_YOUR TASK_.
Retype every entry exactly, character for character.
start MATERIAL PROVIDED
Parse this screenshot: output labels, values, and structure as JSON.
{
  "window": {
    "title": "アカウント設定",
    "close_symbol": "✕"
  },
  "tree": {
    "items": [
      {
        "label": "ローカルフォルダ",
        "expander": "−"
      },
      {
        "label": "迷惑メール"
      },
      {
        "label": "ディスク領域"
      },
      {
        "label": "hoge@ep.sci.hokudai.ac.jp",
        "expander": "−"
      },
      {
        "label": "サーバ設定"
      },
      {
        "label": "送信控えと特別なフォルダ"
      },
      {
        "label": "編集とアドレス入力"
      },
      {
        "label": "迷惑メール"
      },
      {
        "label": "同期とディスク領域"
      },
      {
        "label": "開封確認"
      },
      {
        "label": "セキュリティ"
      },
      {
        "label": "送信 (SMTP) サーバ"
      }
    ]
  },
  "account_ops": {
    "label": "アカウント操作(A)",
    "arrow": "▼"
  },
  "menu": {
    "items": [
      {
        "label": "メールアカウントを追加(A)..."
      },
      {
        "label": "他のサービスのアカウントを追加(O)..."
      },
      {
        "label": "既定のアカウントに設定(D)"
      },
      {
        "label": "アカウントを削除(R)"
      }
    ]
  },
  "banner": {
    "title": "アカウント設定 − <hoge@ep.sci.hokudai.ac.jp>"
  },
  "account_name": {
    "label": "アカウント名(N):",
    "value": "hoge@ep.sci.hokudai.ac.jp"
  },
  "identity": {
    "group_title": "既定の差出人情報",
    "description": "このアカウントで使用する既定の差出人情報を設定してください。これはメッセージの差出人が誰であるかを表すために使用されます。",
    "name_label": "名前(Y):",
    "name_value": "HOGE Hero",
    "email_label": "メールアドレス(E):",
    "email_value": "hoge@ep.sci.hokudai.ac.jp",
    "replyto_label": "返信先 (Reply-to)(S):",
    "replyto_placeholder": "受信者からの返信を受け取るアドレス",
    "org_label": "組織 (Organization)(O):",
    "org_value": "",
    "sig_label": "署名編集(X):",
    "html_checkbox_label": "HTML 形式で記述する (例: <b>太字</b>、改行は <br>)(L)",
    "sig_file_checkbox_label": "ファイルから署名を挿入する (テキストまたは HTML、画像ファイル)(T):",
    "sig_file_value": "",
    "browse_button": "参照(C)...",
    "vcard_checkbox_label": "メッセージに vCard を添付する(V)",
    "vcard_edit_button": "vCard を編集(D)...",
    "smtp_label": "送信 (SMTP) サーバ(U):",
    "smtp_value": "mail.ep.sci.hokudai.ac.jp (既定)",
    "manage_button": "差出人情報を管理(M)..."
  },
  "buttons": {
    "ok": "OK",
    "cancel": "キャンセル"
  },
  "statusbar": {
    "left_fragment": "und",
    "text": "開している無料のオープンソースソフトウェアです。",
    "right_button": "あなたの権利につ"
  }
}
end MATERIAL PROVIDED
_RESULT FOR THIS TASK_.
Parse this screenshot: output labels, values, and structure as JSON.
{
  "window": {
    "title": "アカウント設定",
    "close_symbol": "✕"
  },
  "tree": {
    "items": [
      {
        "label": "ローカルフォルダ",
        "expander": "−"
      },
      {
        "label": "迷惑メール"
      },
      {
        "label": "ディスク領域"
      },
      {
        "label": "hoge@ep.sci.hokudai.ac.jp",
        "expander": "−"
      },
      {
        "label": "サーバ設定"
      },
      {
        "label": "送信控えと特別なフォルダ"
      },
      {
        "label": "編集とアドレス入力"
      },
      {
        "label": "迷惑メール"
      },
      {
        "label": "同期とディスク領域"
      },
      {
        "label": "開封確認"
      },
      {
        "label": "セキュリティ"
      },
      {
        "label": "送信 (SMTP) サーバ"
      }
    ]
  },
  "account_ops": {
    "label": "アカウント操作(A)",
    "arrow": "▼"
  },
  "menu": {
    "items": [
      {
        "label": "メールアカウントを追加(A)..."
      },
      {
        "label": "他のサービスのアカウントを追加(O)..."
      },
      {
        "label": "既定のアカウントに設定(D)"
      },
      {
        "label": "アカウントを削除(R)"
      }
    ]
  },
  "banner": {
    "title": "アカウント設定 − <hoge@ep.sci.hokudai.ac.jp>"
  },
  "account_name": {
    "label": "アカウント名(N):",
    "value": "hoge@ep.sci.hokudai.ac.jp"
  },
  "identity": {
    "group_title": "既定の差出人情報",
    "description": "このアカウントで使用する既定の差出人情報を設定してください。これはメッセージの差出人が誰であるかを表すために使用されます。",
    "name_label": "名前(Y):",
    "name_value": "HOGE Hero",
    "email_label": "メールアドレス(E):",
    "email_value": "hoge@ep.sci.hokudai.ac.jp",
    "replyto_label": "返信先 (Reply-to)(S):",
    "replyto_placeholder": "受信者からの返信を受け取るアドレス",
    "org_label": "組織 (Organization)(O):",
    "org_value": "",
    "sig_label": "署名編集(X):",
    "html_checkbox_label": "HTML 形式で記述する (例: <b>太字</b>、改行は <br>)(L)",
    "sig_file_checkbox_label": "ファイルから署名を挿入する (テキストまたは HTML、画像ファイル)(T):",
    "sig_file_value": "",
    "browse_button": "参照(C)...",
    "vcard_checkbox_label": "メッセージに vCard を添付する(V)",
    "vcard_edit_button": "vCard を編集(D)...",
    "smtp_label": "送信 (SMTP) サーバ(U):",
    "smtp_value": "mail.ep.sci.hokudai.ac.jp (既定)",
    "manage_button": "差出人情報を管理(M)..."
  },
  "buttons": {
    "ok": "OK",
    "cancel": "キャンセル"
  },
  "statusbar": {
    "left_fragment": "und",
    "text": "開している無料のオープンソースソフトウェアです。",
    "right_button": "あなたの権利につ"
  }
}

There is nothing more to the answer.